-- Start --

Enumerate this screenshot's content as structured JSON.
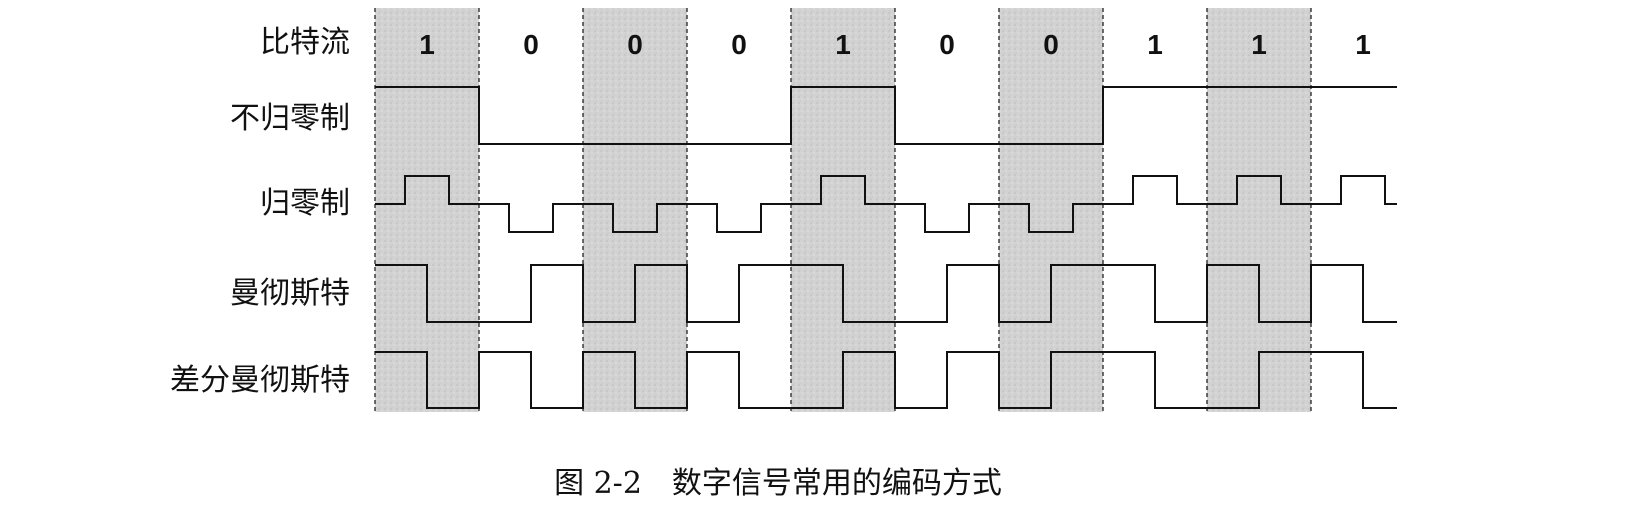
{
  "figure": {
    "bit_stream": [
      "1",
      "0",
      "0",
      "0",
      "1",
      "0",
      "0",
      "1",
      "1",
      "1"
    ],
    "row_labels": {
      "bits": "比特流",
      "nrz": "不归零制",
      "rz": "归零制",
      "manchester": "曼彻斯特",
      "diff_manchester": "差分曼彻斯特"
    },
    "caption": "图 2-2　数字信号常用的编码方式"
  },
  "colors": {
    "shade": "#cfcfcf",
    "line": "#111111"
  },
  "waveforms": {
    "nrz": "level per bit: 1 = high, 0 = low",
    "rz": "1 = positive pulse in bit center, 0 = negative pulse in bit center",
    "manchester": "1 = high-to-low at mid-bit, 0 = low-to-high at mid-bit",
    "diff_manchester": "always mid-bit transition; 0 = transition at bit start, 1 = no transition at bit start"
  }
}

-- End --

▶ _Stated problem_: Omit the pictures and output all of the other material exactly.

▶ _Reply to the exercise_:
Enumerate this screenshot's content as structured JSON.
{
  "figure": {
    "bit_stream": [
      "1",
      "0",
      "0",
      "0",
      "1",
      "0",
      "0",
      "1",
      "1",
      "1"
    ],
    "row_labels": {
      "bits": "比特流",
      "nrz": "不归零制",
      "rz": "归零制",
      "manchester": "曼彻斯特",
      "diff_manchester": "差分曼彻斯特"
    },
    "caption": "图 2-2　数字信号常用的编码方式"
  },
  "colors": {
    "shade": "#cfcfcf",
    "line": "#111111"
  },
  "waveforms": {
    "nrz": "level per bit: 1 = high, 0 = low",
    "rz": "1 = positive pulse in bit center, 0 = negative pulse in bit center",
    "manchester": "1 = high-to-low at mid-bit, 0 = low-to-high at mid-bit",
    "diff_manchester": "always mid-bit transition; 0 = transition at bit start, 1 = no transition at bit start"
  }
}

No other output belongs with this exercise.